- **Provided data**:

= = = = = = =

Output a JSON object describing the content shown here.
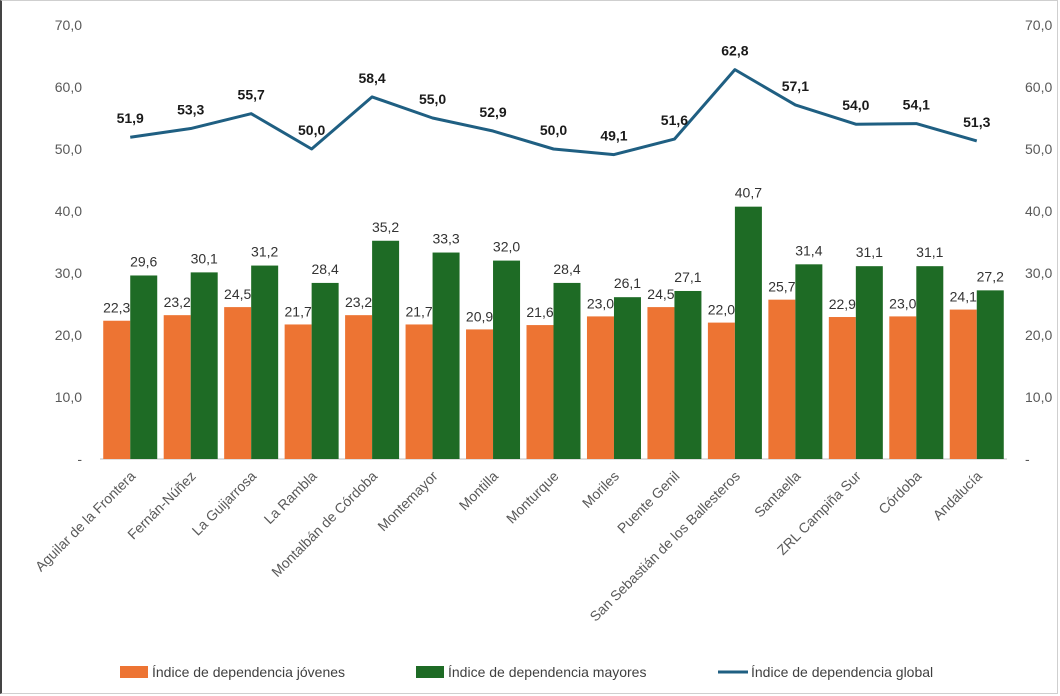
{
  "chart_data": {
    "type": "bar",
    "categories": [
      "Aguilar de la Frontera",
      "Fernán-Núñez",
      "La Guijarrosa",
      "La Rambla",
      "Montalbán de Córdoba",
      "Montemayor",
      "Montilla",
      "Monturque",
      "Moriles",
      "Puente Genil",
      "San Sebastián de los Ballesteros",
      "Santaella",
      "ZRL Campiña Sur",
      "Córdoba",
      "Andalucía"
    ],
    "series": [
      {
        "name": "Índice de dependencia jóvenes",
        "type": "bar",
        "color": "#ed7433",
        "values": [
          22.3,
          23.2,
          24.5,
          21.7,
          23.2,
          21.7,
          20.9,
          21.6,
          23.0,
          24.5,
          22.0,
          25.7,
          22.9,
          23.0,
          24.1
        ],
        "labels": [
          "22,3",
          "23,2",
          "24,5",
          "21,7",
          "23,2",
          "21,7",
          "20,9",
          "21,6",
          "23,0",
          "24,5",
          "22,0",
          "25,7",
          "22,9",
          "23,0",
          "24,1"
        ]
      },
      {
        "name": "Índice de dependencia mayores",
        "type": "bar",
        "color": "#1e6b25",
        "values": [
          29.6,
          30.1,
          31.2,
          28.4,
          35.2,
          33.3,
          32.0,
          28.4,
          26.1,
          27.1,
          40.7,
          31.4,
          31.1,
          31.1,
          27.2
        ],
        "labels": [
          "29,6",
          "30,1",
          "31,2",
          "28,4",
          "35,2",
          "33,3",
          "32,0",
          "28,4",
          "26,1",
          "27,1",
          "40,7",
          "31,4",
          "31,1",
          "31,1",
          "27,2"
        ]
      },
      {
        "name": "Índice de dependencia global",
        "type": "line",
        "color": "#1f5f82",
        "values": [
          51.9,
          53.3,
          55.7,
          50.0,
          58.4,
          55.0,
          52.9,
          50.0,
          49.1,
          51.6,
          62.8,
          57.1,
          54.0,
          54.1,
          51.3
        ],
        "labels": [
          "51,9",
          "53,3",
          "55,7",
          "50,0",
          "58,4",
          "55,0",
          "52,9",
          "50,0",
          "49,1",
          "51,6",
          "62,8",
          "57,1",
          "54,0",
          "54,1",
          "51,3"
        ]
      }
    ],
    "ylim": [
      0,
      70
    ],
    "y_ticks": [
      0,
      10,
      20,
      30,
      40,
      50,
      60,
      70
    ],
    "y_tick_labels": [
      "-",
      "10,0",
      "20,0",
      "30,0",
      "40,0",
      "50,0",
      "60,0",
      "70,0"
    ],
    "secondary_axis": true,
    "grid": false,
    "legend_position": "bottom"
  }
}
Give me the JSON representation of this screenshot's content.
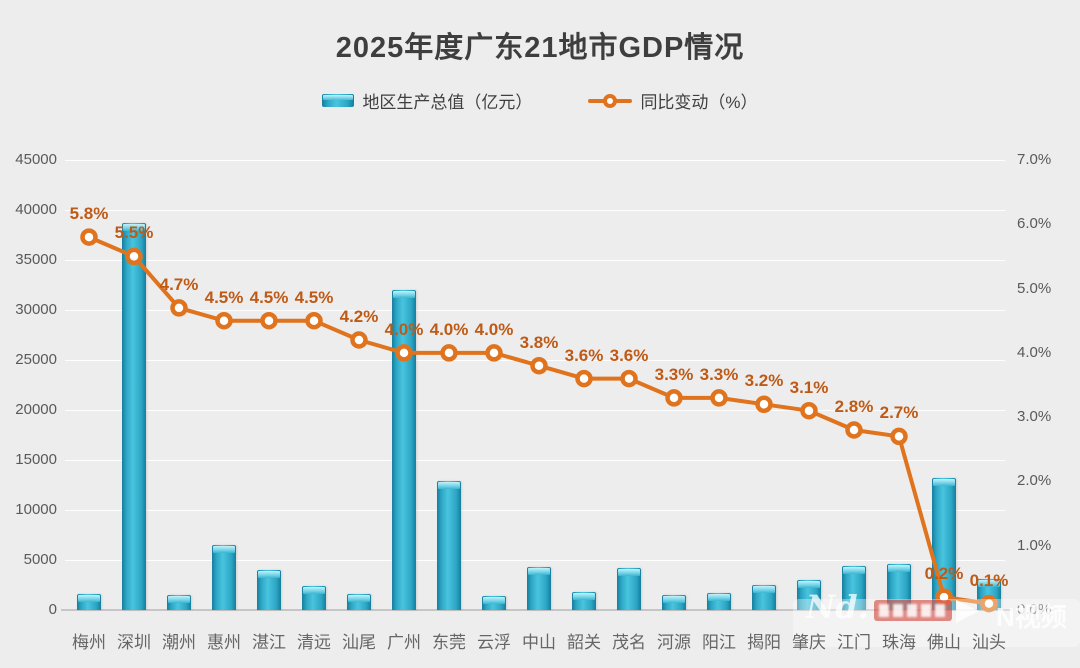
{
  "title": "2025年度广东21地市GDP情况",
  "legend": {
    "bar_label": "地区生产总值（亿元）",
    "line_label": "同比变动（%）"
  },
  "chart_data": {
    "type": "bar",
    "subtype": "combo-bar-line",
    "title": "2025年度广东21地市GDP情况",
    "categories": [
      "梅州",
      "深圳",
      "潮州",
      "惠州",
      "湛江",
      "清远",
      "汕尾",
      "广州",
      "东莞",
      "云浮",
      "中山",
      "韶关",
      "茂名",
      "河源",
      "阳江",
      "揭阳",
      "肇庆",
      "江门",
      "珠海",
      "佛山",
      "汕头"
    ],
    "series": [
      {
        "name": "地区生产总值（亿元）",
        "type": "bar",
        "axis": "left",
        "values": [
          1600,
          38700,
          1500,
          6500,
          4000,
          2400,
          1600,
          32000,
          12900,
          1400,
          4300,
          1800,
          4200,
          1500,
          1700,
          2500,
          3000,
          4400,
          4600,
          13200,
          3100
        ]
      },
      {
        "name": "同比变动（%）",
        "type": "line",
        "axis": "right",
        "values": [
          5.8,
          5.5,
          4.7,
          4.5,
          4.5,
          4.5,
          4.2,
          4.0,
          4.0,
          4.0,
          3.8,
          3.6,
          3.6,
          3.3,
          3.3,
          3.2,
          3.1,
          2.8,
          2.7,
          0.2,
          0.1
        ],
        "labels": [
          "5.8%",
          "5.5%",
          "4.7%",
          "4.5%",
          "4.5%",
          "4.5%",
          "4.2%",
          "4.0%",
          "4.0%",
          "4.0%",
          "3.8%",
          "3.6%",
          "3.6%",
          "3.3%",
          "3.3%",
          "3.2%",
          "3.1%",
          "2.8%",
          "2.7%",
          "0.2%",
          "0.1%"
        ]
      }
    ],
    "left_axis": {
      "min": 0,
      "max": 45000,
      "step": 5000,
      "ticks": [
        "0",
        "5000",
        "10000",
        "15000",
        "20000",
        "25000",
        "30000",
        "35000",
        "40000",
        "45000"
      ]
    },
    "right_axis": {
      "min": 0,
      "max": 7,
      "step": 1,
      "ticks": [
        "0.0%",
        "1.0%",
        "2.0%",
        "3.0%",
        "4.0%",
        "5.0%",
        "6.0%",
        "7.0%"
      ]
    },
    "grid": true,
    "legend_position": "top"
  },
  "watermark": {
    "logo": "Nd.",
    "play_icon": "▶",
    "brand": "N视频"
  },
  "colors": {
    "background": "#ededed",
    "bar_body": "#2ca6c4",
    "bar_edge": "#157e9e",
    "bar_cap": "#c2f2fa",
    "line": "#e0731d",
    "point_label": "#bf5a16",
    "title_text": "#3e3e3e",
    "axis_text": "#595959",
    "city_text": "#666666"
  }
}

= = = = = = =

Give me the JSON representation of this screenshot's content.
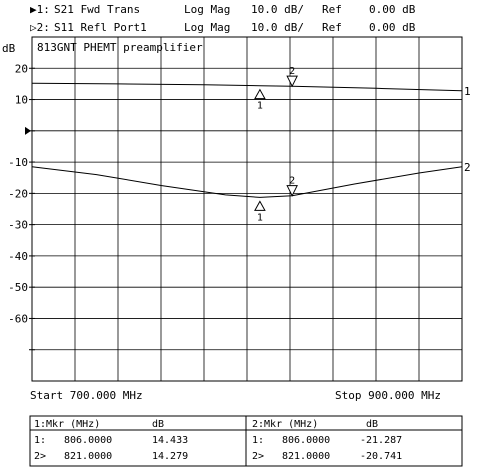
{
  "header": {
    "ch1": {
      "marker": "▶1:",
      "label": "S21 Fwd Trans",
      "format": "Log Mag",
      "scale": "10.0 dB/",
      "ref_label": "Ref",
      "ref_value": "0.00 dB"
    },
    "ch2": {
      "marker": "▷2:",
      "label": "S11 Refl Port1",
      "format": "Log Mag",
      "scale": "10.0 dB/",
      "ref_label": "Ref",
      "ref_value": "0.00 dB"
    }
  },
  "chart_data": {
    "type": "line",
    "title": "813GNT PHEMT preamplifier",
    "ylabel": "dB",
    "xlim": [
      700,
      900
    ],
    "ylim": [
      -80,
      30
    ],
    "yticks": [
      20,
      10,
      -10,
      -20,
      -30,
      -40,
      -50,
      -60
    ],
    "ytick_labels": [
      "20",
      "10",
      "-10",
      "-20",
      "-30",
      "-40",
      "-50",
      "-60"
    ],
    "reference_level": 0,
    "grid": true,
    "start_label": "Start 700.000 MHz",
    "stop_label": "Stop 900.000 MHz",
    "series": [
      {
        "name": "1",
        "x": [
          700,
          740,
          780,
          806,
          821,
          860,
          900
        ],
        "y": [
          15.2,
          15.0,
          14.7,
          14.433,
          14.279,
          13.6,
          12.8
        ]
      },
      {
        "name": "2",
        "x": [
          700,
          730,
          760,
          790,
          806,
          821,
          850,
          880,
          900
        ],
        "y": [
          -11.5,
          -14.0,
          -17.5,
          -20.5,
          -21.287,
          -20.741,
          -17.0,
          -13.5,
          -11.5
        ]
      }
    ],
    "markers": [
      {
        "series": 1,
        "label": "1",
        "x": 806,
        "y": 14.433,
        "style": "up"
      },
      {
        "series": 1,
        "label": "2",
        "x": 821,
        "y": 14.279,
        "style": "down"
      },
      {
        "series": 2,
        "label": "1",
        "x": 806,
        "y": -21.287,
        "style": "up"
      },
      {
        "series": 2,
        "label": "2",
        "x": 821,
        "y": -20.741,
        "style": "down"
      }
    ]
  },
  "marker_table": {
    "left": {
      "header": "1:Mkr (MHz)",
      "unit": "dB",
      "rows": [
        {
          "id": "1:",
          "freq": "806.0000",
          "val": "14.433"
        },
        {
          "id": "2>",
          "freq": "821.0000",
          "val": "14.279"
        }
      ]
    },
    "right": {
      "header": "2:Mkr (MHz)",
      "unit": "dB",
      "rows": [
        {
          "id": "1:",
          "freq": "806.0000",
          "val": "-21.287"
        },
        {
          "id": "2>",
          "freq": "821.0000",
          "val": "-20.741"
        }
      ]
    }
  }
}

= = = = = = =

- **Aim**:
Filter for "dependencia". Return all lines that hold it.

- **Exercise answer**:
        "name": "Índice de dependencia jóvenes",
        "name": "Índice de dependencia mayores",
        "name": "Índice de dependencia global",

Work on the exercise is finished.